Required work –
Reproduce the listing below word for word, with no pictures.
========================================================================
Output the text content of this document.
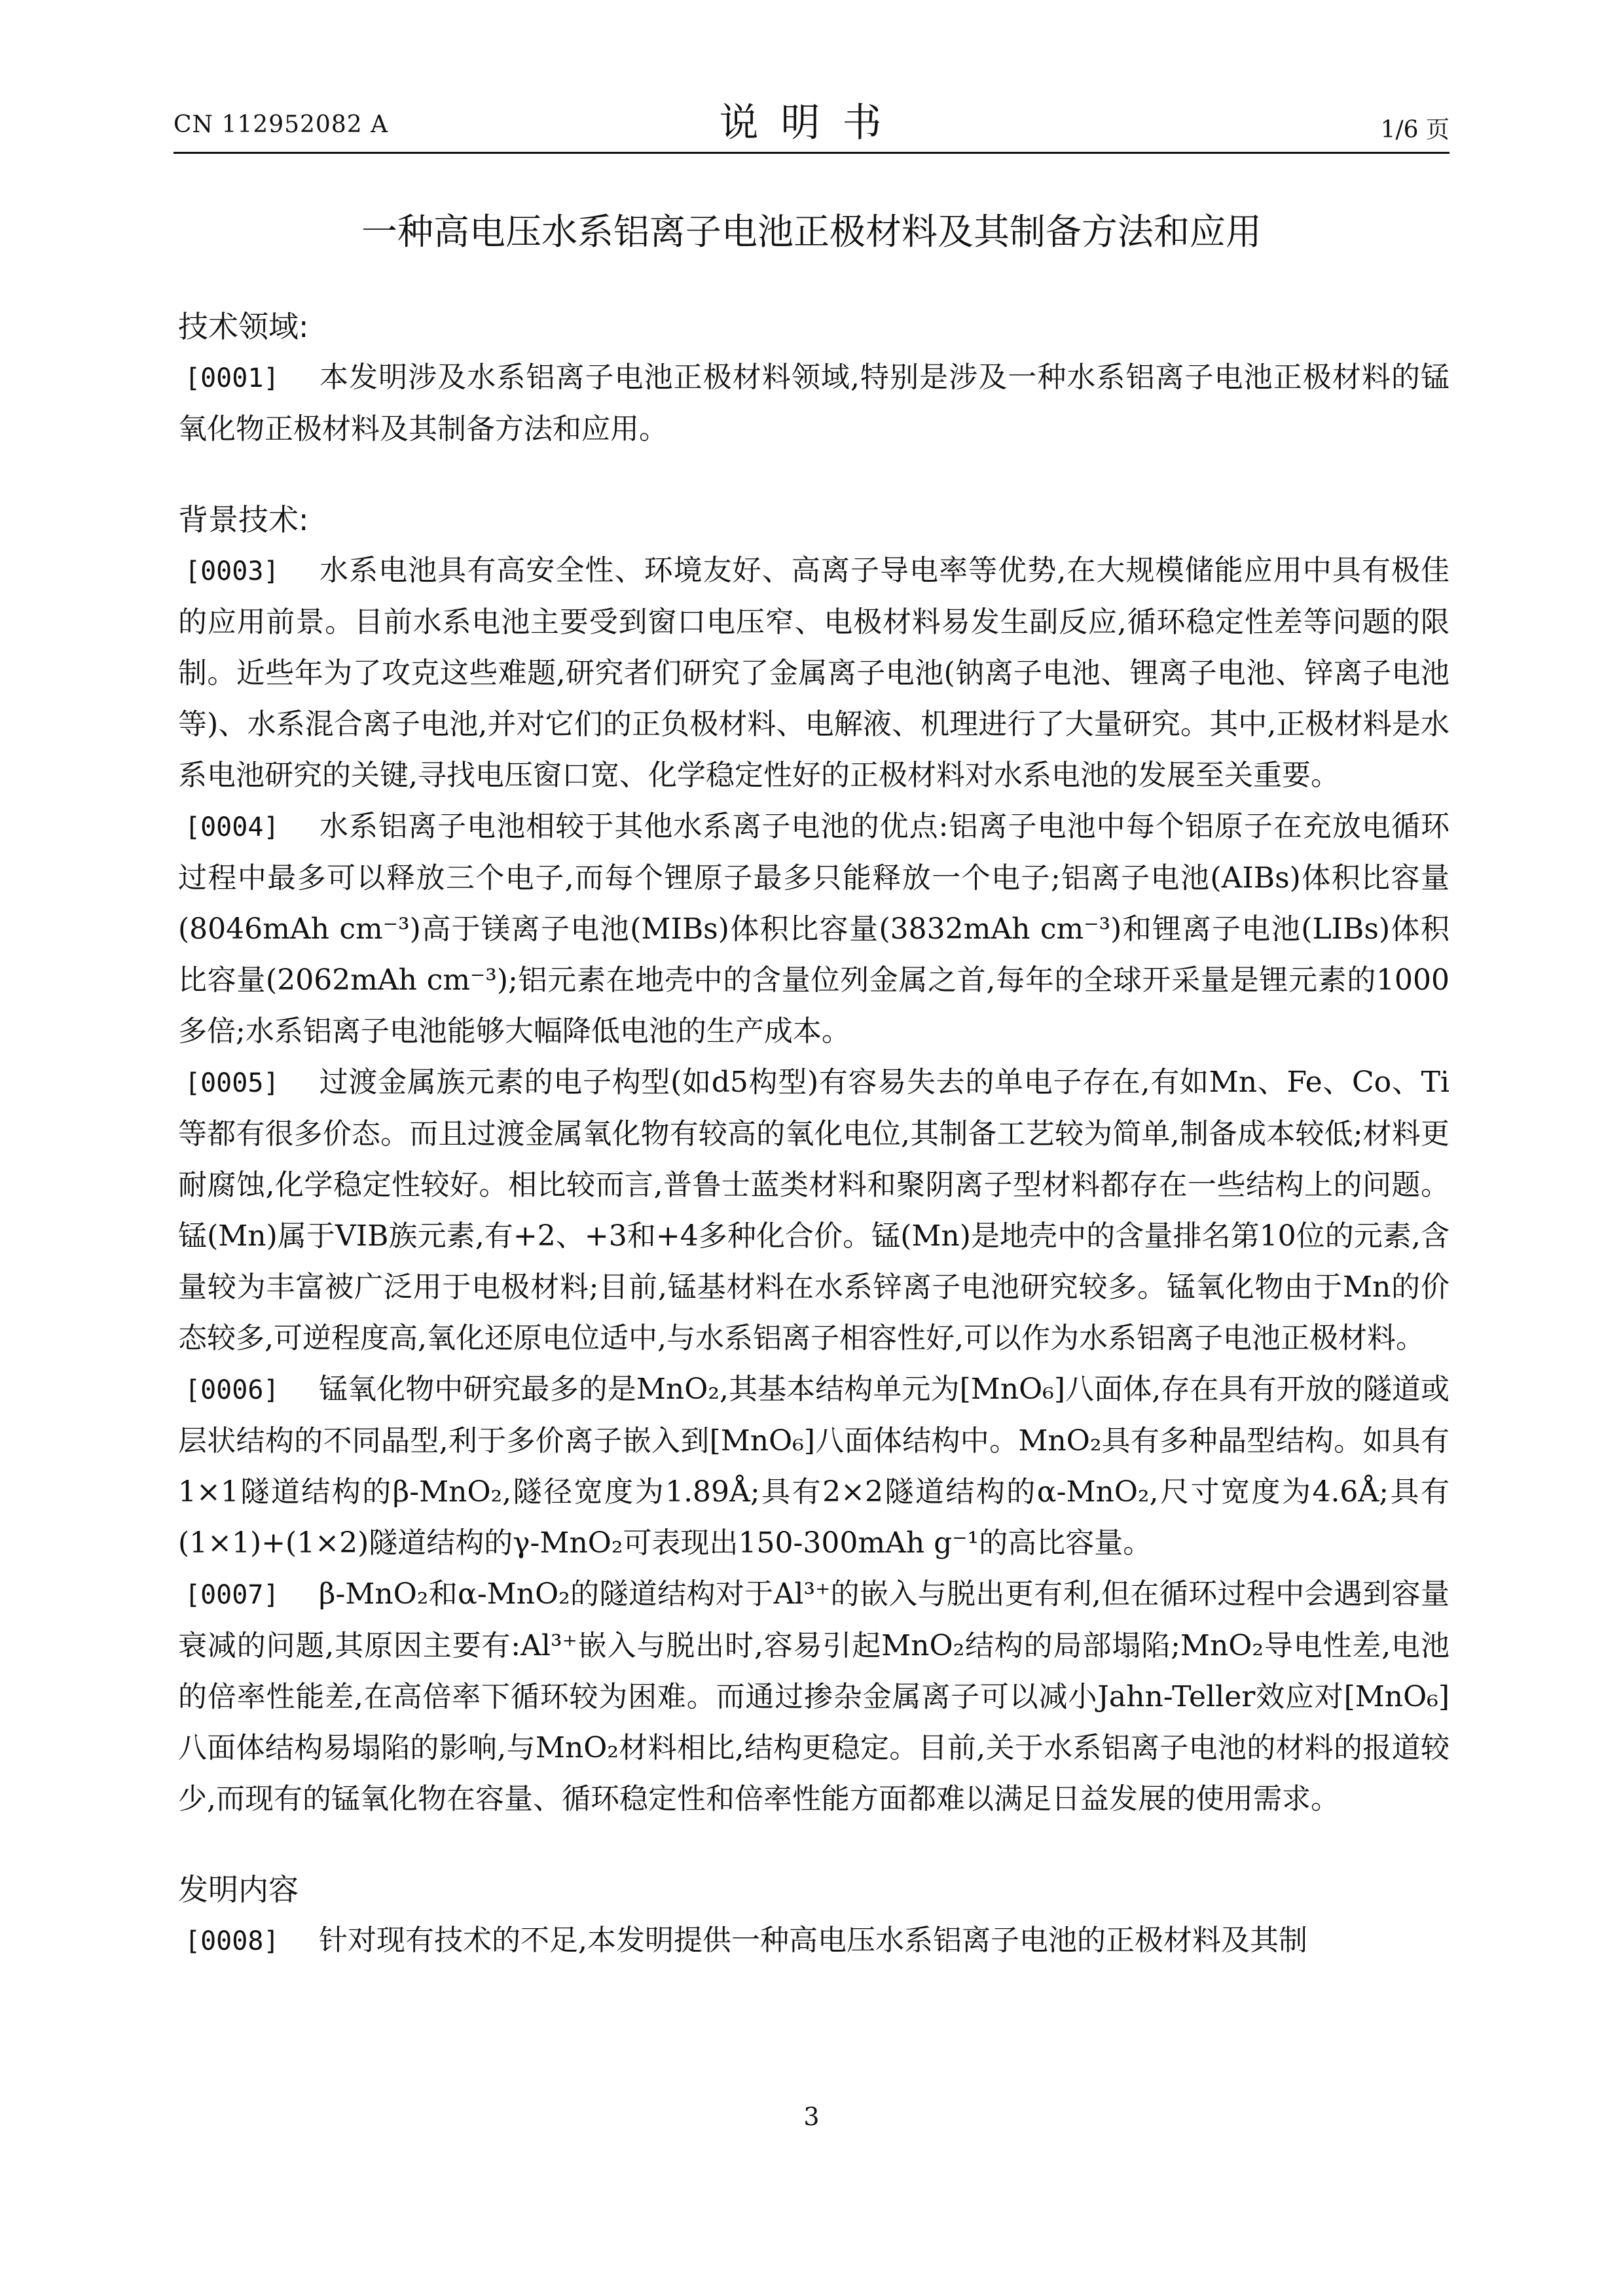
CN 112952082 A	说明书	1/6 页
一种高电压水系铝离子电池正极材料及其制备方法和应用
技术领域:

[0001] 本发明涉及水系铝离子电池正极材料领域,特别是涉及一种水系铝离子电池正极材料的锰氧化物正极材料及其制备方法和应用。

背景技术:

[0003] 水系电池具有高安全性、环境友好、高离子导电率等优势,在大规模储能应用中具有极佳的应用前景。目前水系电池主要受到窗口电压窄、电极材料易发生副反应,循环稳定性差等问题的限制。近些年为了攻克这些难题,研究者们研究了金属离子电池(钠离子电池、锂离子电池、锌离子电池等)、水系混合离子电池,并对它们的正负极材料、电解液、机理进行了大量研究。其中,正极材料是水系电池研究的关键,寻找电压窗口宽、化学稳定性好的正极材料对水系电池的发展至关重要。

[0004] 水系铝离子电池相较于其他水系离子电池的优点:铝离子电池中每个铝原子在充放电循环过程中最多可以释放三个电子,而每个锂原子最多只能释放一个电子;铝离子电池(AIBs)体积比容量(8046mAh cm⁻³)高于镁离子电池(MIBs)体积比容量(3832mAh cm⁻³)和锂离子电池(LIBs)体积比容量(2062mAh cm⁻³);铝元素在地壳中的含量位列金属之首,每年的全球开采量是锂元素的1000多倍;水系铝离子电池能够大幅降低电池的生产成本。

[0005] 过渡金属族元素的电子构型(如d5构型)有容易失去的单电子存在,有如Mn、Fe、Co、Ti等都有很多价态。而且过渡金属氧化物有较高的氧化电位,其制备工艺较为简单,制备成本较低;材料更耐腐蚀,化学稳定性较好。相比较而言,普鲁士蓝类材料和聚阴离子型材料都存在一些结构上的问题。锰(Mn)属于VIB族元素,有+2、+3和+4多种化合价。锰(Mn)是地壳中的含量排名第10位的元素,含量较为丰富被广泛用于电极材料;目前,锰基材料在水系锌离子电池研究较多。锰氧化物由于Mn的价态较多,可逆程度高,氧化还原电位适中,与水系铝离子相容性好,可以作为水系铝离子电池正极材料。

[0006] 锰氧化物中研究最多的是MnO₂,其基本结构单元为[MnO₆]八面体,存在具有开放的隧道或层状结构的不同晶型,利于多价离子嵌入到[MnO₆]八面体结构中。MnO₂具有多种晶型结构。如具有1×1隧道结构的β-MnO₂,隧径宽度为1.89Å;具有2×2隧道结构的α-MnO₂,尺寸宽度为4.6Å;具有(1×1)+(1×2)隧道结构的γ-MnO₂可表现出150-300mAh g⁻¹的高比容量。

[0007] β-MnO₂和α-MnO₂的隧道结构对于Al³⁺的嵌入与脱出更有利,但在循环过程中会遇到容量衰减的问题,其原因主要有:Al³⁺嵌入与脱出时,容易引起MnO₂结构的局部塌陷;MnO₂导电性差,电池的倍率性能差,在高倍率下循环较为困难。而通过掺杂金属离子可以减小Jahn-Teller效应对[MnO₆]八面体结构易塌陷的影响,与MnO₂材料相比,结构更稳定。目前,关于水系铝离子电池的材料的报道较少,而现有的锰氧化物在容量、循环稳定性和倍率性能方面都难以满足日益发展的使用需求。

发明内容

[0008] 针对现有技术的不足,本发明提供一种高电压水系铝离子电池的正极材料及其制

3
========================================================================
Exercise response –
Output the text content of this document.
CN 112952082 A	说明书	1/6 页
一种高电压水系铝离子电池正极材料及其制备方法和应用
技术领域:

[0001] 本发明涉及水系铝离子电池正极材料领域,特别是涉及一种水系铝离子电池正极材料的锰氧化物正极材料及其制备方法和应用。

背景技术:

[0003] 水系电池具有高安全性、环境友好、高离子导电率等优势,在大规模储能应用中具有极佳的应用前景。目前水系电池主要受到窗口电压窄、电极材料易发生副反应,循环稳定性差等问题的限制。近些年为了攻克这些难题,研究者们研究了金属离子电池(钠离子电池、锂离子电池、锌离子电池等)、水系混合离子电池,并对它们的正负极材料、电解液、机理进行了大量研究。其中,正极材料是水系电池研究的关键,寻找电压窗口宽、化学稳定性好的正极材料对水系电池的发展至关重要。

[0004] 水系铝离子电池相较于其他水系离子电池的优点:铝离子电池中每个铝原子在充放电循环过程中最多可以释放三个电子,而每个锂原子最多只能释放一个电子;铝离子电池(AIBs)体积比容量(8046mAh cm⁻³)高于镁离子电池(MIBs)体积比容量(3832mAh cm⁻³)和锂离子电池(LIBs)体积比容量(2062mAh cm⁻³);铝元素在地壳中的含量位列金属之首,每年的全球开采量是锂元素的1000多倍;水系铝离子电池能够大幅降低电池的生产成本。

[0005] 过渡金属族元素的电子构型(如d5构型)有容易失去的单电子存在,有如Mn、Fe、Co、Ti等都有很多价态。而且过渡金属氧化物有较高的氧化电位,其制备工艺较为简单,制备成本较低;材料更耐腐蚀,化学稳定性较好。相比较而言,普鲁士蓝类材料和聚阴离子型材料都存在一些结构上的问题。锰(Mn)属于VIB族元素,有+2、+3和+4多种化合价。锰(Mn)是地壳中的含量排名第10位的元素,含量较为丰富被广泛用于电极材料;目前,锰基材料在水系锌离子电池研究较多。锰氧化物由于Mn的价态较多,可逆程度高,氧化还原电位适中,与水系铝离子相容性好,可以作为水系铝离子电池正极材料。

[0006] 锰氧化物中研究最多的是MnO₂,其基本结构单元为[MnO₆]八面体,存在具有开放的隧道或层状结构的不同晶型,利于多价离子嵌入到[MnO₆]八面体结构中。MnO₂具有多种晶型结构。如具有1×1隧道结构的β-MnO₂,隧径宽度为1.89Å;具有2×2隧道结构的α-MnO₂,尺寸宽度为4.6Å;具有(1×1)+(1×2)隧道结构的γ-MnO₂可表现出150-300mAh g⁻¹的高比容量。

[0007] β-MnO₂和α-MnO₂的隧道结构对于Al³⁺的嵌入与脱出更有利,但在循环过程中会遇到容量衰减的问题,其原因主要有:Al³⁺嵌入与脱出时,容易引起MnO₂结构的局部塌陷;MnO₂导电性差,电池的倍率性能差,在高倍率下循环较为困难。而通过掺杂金属离子可以减小Jahn-Teller效应对[MnO₆]八面体结构易塌陷的影响,与MnO₂材料相比,结构更稳定。目前,关于水系铝离子电池的材料的报道较少,而现有的锰氧化物在容量、循环稳定性和倍率性能方面都难以满足日益发展的使用需求。

发明内容

[0008] 针对现有技术的不足,本发明提供一种高电压水系铝离子电池的正极材料及其制

3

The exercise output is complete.